### [Problem to solve]
Would you transcribe all of the data exactly, down to the last character?

* Start Extracted records *

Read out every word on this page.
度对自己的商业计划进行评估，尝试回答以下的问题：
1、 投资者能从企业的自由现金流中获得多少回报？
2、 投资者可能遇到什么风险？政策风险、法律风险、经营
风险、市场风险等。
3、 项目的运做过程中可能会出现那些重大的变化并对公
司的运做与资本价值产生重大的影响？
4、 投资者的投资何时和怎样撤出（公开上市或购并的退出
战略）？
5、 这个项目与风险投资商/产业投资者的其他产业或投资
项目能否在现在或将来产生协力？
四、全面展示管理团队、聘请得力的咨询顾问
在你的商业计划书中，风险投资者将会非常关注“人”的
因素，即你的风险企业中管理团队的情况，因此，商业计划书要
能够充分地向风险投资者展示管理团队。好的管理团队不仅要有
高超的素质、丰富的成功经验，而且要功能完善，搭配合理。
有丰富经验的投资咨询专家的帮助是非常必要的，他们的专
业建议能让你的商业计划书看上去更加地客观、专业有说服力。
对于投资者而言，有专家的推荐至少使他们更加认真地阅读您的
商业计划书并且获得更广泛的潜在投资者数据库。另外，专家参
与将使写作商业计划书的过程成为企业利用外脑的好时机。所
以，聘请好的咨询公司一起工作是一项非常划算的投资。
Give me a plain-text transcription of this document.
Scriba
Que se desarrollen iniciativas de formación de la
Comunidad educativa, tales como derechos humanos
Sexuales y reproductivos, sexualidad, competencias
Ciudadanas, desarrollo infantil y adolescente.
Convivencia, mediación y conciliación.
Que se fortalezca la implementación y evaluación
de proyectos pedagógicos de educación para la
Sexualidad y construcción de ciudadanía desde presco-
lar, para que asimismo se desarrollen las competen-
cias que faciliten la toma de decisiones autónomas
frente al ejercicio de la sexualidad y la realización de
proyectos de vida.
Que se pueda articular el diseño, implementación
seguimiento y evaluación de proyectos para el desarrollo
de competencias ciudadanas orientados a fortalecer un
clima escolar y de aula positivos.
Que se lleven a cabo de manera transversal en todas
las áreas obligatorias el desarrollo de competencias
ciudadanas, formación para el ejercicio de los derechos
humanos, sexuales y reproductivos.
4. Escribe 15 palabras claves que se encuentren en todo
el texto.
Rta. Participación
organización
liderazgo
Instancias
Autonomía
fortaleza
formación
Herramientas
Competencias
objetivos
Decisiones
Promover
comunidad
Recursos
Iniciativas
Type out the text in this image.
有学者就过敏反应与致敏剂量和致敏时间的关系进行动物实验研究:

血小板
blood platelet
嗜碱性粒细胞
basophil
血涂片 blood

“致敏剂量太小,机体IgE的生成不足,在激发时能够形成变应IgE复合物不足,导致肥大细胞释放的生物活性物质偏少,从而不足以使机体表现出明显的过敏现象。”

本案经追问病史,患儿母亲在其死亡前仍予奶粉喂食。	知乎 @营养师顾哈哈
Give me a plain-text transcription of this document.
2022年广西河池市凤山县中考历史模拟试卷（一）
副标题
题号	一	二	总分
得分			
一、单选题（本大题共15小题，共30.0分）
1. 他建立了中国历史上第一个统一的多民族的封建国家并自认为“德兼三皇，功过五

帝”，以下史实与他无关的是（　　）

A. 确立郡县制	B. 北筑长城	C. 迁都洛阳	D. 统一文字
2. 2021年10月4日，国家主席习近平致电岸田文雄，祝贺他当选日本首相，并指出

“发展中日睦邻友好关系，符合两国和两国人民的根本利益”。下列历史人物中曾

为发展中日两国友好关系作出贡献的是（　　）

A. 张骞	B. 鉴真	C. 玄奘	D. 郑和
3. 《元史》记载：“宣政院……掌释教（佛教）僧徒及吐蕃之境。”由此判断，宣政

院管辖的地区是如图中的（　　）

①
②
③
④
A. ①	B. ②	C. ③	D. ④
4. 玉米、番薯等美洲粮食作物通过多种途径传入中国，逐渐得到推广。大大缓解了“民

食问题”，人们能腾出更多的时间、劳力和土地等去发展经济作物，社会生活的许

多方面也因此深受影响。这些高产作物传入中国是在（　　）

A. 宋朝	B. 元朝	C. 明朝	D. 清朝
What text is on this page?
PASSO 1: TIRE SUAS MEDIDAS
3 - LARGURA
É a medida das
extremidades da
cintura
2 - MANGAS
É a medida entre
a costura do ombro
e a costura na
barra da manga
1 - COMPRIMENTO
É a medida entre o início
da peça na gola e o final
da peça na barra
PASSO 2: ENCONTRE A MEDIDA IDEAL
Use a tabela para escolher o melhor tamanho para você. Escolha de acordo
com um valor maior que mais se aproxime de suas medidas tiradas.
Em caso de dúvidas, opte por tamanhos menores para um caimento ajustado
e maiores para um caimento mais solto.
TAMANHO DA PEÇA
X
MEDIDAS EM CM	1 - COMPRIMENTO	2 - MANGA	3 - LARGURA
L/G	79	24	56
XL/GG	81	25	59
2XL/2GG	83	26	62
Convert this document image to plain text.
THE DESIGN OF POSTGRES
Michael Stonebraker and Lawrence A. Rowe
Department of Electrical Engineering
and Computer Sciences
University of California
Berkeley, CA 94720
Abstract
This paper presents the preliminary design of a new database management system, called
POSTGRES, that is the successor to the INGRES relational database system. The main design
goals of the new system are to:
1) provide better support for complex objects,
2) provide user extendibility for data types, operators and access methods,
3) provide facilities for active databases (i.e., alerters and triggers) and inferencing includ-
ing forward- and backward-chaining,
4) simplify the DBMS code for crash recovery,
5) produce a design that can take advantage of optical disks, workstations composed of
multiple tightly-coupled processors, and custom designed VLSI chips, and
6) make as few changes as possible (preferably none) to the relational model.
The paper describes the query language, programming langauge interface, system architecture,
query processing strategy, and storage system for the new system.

* End Extracted records *

### [Written solution]
Read out every word on this page.
度对自己的商业计划进行评估，尝试回答以下的问题：
1、 投资者能从企业的自由现金流中获得多少回报？
2、 投资者可能遇到什么风险？政策风险、法律风险、经营
风险、市场风险等。
3、 项目的运做过程中可能会出现那些重大的变化并对公
司的运做与资本价值产生重大的影响？
4、 投资者的投资何时和怎样撤出（公开上市或购并的退出
战略）？
5、 这个项目与风险投资商/产业投资者的其他产业或投资
项目能否在现在或将来产生协力？
四、全面展示管理团队、聘请得力的咨询顾问
在你的商业计划书中，风险投资者将会非常关注“人”的
因素，即你的风险企业中管理团队的情况，因此，商业计划书要
能够充分地向风险投资者展示管理团队。好的管理团队不仅要有
高超的素质、丰富的成功经验，而且要功能完善，搭配合理。
有丰富经验的投资咨询专家的帮助是非常必要的，他们的专
业建议能让你的商业计划书看上去更加地客观、专业有说服力。
对于投资者而言，有专家的推荐至少使他们更加认真地阅读您的
商业计划书并且获得更广泛的潜在投资者数据库。另外，专家参
与将使写作商业计划书的过程成为企业利用外脑的好时机。所
以，聘请好的咨询公司一起工作是一项非常划算的投资。
Give me a plain-text transcription of this document.
Scriba
Que se desarrollen iniciativas de formación de la
Comunidad educativa, tales como derechos humanos
Sexuales y reproductivos, sexualidad, competencias
Ciudadanas, desarrollo infantil y adolescente.
Convivencia, mediación y conciliación.
Que se fortalezca la implementación y evaluación
de proyectos pedagógicos de educación para la
Sexualidad y construcción de ciudadanía desde presco-
lar, para que asimismo se desarrollen las competen-
cias que faciliten la toma de decisiones autónomas
frente al ejercicio de la sexualidad y la realización de
proyectos de vida.
Que se pueda articular el diseño, implementación
seguimiento y evaluación de proyectos para el desarrollo
de competencias ciudadanas orientados a fortalecer un
clima escolar y de aula positivos.
Que se lleven a cabo de manera transversal en todas
las áreas obligatorias el desarrollo de competencias
ciudadanas, formación para el ejercicio de los derechos
humanos, sexuales y reproductivos.
4. Escribe 15 palabras claves que se encuentren en todo
el texto.
Rta. Participación
organización
liderazgo
Instancias
Autonomía
fortaleza
formación
Herramientas
Competencias
objetivos
Decisiones
Promover
comunidad
Recursos
Iniciativas
Type out the text in this image.
有学者就过敏反应与致敏剂量和致敏时间的关系进行动物实验研究:

血小板
blood platelet
嗜碱性粒细胞
basophil
血涂片 blood

“致敏剂量太小,机体IgE的生成不足,在激发时能够形成变应IgE复合物不足,导致肥大细胞释放的生物活性物质偏少,从而不足以使机体表现出明显的过敏现象。”

本案经追问病史,患儿母亲在其死亡前仍予奶粉喂食。	知乎 @营养师顾哈哈
Give me a plain-text transcription of this document.
2022年广西河池市凤山县中考历史模拟试卷（一）
副标题
题号	一	二	总分
得分			
一、单选题（本大题共15小题，共30.0分）
1. 他建立了中国历史上第一个统一的多民族的封建国家并自认为“德兼三皇，功过五

帝”，以下史实与他无关的是（　　）

A. 确立郡县制	B. 北筑长城	C. 迁都洛阳	D. 统一文字
2. 2021年10月4日，国家主席习近平致电岸田文雄，祝贺他当选日本首相，并指出

“发展中日睦邻友好关系，符合两国和两国人民的根本利益”。下列历史人物中曾

为发展中日两国友好关系作出贡献的是（　　）

A. 张骞	B. 鉴真	C. 玄奘	D. 郑和
3. 《元史》记载：“宣政院……掌释教（佛教）僧徒及吐蕃之境。”由此判断，宣政

院管辖的地区是如图中的（　　）

①
②
③
④
A. ①	B. ②	C. ③	D. ④
4. 玉米、番薯等美洲粮食作物通过多种途径传入中国，逐渐得到推广。大大缓解了“民

食问题”，人们能腾出更多的时间、劳力和土地等去发展经济作物，社会生活的许

多方面也因此深受影响。这些高产作物传入中国是在（　　）

A. 宋朝	B. 元朝	C. 明朝	D. 清朝
What text is on this page?
PASSO 1: TIRE SUAS MEDIDAS
3 - LARGURA
É a medida das
extremidades da
cintura
2 - MANGAS
É a medida entre
a costura do ombro
e a costura na
barra da manga
1 - COMPRIMENTO
É a medida entre o início
da peça na gola e o final
da peça na barra
PASSO 2: ENCONTRE A MEDIDA IDEAL
Use a tabela para escolher o melhor tamanho para você. Escolha de acordo
com um valor maior que mais se aproxime de suas medidas tiradas.
Em caso de dúvidas, opte por tamanhos menores para um caimento ajustado
e maiores para um caimento mais solto.
TAMANHO DA PEÇA
X
MEDIDAS EM CM	1 - COMPRIMENTO	2 - MANGA	3 - LARGURA
L/G	79	24	56
XL/GG	81	25	59
2XL/2GG	83	26	62
Convert this document image to plain text.
THE DESIGN OF POSTGRES
Michael Stonebraker and Lawrence A. Rowe
Department of Electrical Engineering
and Computer Sciences
University of California
Berkeley, CA 94720
Abstract
This paper presents the preliminary design of a new database management system, called
POSTGRES, that is the successor to the INGRES relational database system. The main design
goals of the new system are to:
1) provide better support for complex objects,
2) provide user extendibility for data types, operators and access methods,
3) provide facilities for active databases (i.e., alerters and triggers) and inferencing includ-
ing forward- and backward-chaining,
4) simplify the DBMS code for crash recovery,
5) produce a design that can take advantage of optical disks, workstations composed of
multiple tightly-coupled processors, and custom designed VLSI chips, and
6) make as few changes as possible (preferably none) to the relational model.
The paper describes the query language, programming langauge interface, system architecture,
query processing strategy, and storage system for the new system.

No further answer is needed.